----- Supplied records -----
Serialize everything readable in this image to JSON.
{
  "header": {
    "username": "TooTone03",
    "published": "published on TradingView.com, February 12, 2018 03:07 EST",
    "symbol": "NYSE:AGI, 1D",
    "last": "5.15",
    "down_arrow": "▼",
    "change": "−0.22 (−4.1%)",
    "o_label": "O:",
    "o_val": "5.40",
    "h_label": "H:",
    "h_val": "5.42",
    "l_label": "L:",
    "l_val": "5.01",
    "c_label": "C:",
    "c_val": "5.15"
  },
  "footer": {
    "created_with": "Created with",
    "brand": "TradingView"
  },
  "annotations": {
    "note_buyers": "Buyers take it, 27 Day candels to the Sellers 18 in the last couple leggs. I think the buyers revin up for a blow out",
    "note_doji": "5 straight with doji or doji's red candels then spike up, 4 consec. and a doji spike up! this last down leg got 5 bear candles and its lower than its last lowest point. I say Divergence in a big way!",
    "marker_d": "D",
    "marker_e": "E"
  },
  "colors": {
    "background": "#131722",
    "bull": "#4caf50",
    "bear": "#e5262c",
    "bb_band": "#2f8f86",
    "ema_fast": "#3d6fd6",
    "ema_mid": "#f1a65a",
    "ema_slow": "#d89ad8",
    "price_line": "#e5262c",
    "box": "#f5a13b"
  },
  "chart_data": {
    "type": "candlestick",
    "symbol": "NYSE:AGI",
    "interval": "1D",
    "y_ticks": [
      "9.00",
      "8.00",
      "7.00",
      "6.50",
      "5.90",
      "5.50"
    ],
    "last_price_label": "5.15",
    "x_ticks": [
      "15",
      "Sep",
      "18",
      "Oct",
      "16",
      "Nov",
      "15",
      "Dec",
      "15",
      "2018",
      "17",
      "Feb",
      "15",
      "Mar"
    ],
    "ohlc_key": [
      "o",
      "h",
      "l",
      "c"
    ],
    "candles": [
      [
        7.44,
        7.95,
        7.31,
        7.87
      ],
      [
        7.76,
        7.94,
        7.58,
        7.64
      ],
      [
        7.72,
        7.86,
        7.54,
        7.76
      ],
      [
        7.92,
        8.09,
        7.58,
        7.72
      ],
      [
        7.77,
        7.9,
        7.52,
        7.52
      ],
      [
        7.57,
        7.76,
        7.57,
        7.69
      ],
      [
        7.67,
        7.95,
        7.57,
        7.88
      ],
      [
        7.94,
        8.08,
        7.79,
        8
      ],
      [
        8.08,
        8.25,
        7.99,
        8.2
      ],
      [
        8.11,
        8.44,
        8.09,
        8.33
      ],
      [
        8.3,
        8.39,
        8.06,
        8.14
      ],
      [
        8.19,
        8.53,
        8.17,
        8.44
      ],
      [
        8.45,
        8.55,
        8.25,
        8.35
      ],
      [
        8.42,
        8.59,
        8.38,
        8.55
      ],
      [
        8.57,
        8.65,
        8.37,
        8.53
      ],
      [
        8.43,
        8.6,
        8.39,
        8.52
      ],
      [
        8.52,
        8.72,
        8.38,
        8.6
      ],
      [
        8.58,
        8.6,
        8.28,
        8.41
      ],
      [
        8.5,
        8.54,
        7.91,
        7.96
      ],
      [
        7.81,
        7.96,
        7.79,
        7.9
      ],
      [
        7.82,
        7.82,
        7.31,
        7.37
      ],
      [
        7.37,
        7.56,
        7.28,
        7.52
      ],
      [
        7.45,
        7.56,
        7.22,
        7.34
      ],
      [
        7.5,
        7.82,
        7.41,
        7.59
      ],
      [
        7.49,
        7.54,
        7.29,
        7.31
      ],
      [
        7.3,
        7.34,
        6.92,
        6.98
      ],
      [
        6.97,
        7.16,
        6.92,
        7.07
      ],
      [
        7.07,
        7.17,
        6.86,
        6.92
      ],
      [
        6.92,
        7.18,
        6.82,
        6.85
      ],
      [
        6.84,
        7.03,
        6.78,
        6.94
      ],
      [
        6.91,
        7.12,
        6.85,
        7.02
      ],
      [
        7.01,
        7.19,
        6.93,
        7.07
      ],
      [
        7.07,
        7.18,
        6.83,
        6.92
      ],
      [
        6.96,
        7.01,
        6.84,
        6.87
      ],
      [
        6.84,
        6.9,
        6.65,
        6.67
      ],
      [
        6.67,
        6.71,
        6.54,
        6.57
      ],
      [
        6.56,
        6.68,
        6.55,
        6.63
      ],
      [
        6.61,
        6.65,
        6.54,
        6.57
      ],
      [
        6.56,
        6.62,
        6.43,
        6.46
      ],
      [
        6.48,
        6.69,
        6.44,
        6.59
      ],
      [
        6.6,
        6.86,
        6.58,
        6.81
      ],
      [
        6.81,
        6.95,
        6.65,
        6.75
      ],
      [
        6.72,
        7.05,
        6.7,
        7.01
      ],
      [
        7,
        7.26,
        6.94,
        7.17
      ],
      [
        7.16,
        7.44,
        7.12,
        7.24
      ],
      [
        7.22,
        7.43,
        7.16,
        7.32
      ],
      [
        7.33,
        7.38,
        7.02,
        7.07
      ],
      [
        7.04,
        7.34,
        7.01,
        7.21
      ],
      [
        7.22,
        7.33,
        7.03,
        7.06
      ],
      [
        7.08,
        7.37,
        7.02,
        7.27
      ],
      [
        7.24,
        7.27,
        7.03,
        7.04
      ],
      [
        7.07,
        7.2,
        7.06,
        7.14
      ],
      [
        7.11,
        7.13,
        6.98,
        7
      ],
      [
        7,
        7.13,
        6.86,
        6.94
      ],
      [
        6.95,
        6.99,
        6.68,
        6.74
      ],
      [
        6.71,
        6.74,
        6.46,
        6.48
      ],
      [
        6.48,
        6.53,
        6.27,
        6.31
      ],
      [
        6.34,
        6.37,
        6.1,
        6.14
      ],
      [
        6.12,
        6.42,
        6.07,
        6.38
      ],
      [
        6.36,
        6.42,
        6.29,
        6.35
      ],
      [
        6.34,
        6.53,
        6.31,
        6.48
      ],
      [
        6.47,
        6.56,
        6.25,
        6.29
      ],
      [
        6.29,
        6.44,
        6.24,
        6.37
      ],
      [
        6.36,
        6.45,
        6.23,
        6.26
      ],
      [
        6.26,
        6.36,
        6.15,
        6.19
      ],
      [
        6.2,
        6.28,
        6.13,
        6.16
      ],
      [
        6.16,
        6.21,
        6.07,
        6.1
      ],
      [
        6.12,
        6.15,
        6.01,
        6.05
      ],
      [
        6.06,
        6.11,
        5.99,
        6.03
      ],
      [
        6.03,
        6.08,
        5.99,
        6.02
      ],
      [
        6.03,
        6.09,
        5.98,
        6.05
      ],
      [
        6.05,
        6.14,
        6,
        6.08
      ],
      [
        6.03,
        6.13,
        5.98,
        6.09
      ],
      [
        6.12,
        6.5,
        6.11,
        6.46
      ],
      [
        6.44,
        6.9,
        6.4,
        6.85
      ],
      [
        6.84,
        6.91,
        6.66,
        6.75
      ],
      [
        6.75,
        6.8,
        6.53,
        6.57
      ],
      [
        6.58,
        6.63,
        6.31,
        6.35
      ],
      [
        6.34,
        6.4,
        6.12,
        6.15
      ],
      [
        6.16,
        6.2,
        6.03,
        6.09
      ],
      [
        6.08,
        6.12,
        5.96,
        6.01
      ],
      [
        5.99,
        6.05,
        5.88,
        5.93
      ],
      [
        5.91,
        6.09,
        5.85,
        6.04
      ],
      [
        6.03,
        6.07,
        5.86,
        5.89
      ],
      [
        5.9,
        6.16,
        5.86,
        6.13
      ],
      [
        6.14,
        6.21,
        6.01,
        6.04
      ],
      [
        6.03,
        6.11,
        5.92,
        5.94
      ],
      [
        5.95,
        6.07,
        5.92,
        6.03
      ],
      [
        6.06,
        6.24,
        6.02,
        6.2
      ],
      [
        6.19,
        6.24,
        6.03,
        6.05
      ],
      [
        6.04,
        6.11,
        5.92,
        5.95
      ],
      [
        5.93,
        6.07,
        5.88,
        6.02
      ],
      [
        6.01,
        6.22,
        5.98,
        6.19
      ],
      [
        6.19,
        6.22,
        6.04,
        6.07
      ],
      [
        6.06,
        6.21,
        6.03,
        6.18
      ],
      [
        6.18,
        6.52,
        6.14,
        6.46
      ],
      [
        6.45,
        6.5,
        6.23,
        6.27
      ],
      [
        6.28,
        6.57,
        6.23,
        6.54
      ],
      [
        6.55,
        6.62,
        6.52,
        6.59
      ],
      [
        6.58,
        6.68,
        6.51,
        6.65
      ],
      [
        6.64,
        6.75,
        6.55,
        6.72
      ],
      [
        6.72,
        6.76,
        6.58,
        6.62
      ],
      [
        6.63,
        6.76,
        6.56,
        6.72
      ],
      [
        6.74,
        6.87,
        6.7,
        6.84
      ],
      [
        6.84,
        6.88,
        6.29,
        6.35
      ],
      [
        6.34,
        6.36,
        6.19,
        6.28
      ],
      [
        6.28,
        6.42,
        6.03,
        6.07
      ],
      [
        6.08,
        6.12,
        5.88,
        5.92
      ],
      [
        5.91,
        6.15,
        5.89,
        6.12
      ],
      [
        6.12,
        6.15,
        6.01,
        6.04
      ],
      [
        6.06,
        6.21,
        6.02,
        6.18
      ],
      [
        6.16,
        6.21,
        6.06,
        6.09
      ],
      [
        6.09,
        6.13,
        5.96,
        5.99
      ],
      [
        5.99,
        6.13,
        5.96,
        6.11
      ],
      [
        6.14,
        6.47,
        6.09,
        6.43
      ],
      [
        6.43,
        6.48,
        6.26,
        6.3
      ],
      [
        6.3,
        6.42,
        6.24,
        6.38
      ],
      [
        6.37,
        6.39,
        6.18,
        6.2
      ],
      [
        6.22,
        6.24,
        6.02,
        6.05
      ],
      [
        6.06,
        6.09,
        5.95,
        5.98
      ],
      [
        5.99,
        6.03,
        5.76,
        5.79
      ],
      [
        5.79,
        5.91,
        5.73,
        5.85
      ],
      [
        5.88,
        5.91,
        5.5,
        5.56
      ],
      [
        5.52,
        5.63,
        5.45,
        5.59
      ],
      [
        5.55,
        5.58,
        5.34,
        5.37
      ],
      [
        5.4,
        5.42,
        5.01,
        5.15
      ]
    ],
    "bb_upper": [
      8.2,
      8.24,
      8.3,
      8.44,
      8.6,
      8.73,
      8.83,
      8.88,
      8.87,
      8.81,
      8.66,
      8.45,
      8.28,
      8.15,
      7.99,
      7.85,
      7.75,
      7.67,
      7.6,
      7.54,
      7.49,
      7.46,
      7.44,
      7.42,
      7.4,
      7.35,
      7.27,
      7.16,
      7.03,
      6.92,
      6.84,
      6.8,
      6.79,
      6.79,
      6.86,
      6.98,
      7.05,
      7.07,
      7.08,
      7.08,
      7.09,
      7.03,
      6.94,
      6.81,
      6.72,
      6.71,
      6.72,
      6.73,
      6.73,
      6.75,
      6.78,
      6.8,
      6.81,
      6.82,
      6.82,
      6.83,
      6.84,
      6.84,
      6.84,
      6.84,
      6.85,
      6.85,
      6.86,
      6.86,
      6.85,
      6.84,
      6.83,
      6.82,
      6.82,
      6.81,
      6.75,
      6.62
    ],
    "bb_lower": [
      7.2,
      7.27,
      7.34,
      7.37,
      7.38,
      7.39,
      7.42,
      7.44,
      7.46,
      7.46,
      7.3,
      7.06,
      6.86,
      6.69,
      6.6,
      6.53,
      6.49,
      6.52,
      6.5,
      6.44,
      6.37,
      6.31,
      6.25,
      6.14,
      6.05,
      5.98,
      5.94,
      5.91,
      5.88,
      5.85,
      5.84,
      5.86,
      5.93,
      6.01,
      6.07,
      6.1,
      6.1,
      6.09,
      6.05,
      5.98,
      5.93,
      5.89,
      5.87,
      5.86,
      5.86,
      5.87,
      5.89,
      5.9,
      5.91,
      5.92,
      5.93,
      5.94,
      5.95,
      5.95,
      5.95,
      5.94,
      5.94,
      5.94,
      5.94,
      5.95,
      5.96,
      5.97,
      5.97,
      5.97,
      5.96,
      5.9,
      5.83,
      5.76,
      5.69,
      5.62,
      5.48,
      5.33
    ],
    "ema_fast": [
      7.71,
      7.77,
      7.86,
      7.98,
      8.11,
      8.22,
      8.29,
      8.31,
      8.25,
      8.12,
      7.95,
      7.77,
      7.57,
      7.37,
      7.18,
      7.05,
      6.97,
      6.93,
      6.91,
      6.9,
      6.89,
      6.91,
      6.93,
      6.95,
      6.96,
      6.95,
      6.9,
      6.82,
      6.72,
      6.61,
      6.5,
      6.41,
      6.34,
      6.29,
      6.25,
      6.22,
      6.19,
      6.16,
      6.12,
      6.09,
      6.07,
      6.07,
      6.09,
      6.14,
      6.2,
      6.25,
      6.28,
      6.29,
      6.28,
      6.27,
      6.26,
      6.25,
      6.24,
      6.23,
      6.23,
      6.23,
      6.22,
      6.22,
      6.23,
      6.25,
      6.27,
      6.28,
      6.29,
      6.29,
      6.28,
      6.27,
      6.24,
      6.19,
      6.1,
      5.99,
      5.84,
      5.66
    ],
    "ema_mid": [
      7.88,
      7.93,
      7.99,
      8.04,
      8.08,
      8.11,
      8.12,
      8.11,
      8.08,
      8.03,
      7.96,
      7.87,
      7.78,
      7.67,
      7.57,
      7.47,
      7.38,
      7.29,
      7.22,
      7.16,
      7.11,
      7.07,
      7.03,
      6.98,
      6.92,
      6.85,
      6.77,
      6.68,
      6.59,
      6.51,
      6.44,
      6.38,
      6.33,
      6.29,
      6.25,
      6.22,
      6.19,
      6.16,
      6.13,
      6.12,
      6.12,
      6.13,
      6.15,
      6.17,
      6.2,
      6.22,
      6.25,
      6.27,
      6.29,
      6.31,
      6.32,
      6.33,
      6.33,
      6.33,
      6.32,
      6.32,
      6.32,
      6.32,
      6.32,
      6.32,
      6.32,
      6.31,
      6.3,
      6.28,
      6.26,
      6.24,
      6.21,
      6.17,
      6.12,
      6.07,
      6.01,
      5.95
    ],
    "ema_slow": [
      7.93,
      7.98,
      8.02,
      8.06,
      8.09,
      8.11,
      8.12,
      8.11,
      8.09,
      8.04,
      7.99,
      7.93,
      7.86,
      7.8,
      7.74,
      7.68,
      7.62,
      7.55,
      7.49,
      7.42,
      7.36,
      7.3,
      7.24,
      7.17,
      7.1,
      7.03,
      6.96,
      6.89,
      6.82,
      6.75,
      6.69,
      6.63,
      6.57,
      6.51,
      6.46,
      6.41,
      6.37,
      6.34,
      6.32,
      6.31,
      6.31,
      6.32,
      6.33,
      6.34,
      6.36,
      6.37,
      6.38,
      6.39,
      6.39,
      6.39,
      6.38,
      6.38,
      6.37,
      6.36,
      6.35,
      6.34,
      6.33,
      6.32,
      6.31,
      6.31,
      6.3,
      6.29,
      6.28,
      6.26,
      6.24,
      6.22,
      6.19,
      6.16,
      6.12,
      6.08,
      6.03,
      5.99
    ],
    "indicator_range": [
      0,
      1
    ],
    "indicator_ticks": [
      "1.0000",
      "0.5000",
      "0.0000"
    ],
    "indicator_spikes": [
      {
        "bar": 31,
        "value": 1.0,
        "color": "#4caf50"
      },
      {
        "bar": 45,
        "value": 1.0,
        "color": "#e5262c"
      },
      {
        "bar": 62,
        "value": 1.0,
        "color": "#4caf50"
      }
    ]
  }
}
-----
**Request**
Look through the entries and find each line that has the string "this". Copy those lines.

**Reply**
Serialize everything readable in this image to JSON.
    "note_doji": "5 straight with doji or doji's red candels then spike up, 4 consec. and a doji spike up! this last down leg got 5 bear candles and its lower than its last lowest point. I say Divergence in a big way!",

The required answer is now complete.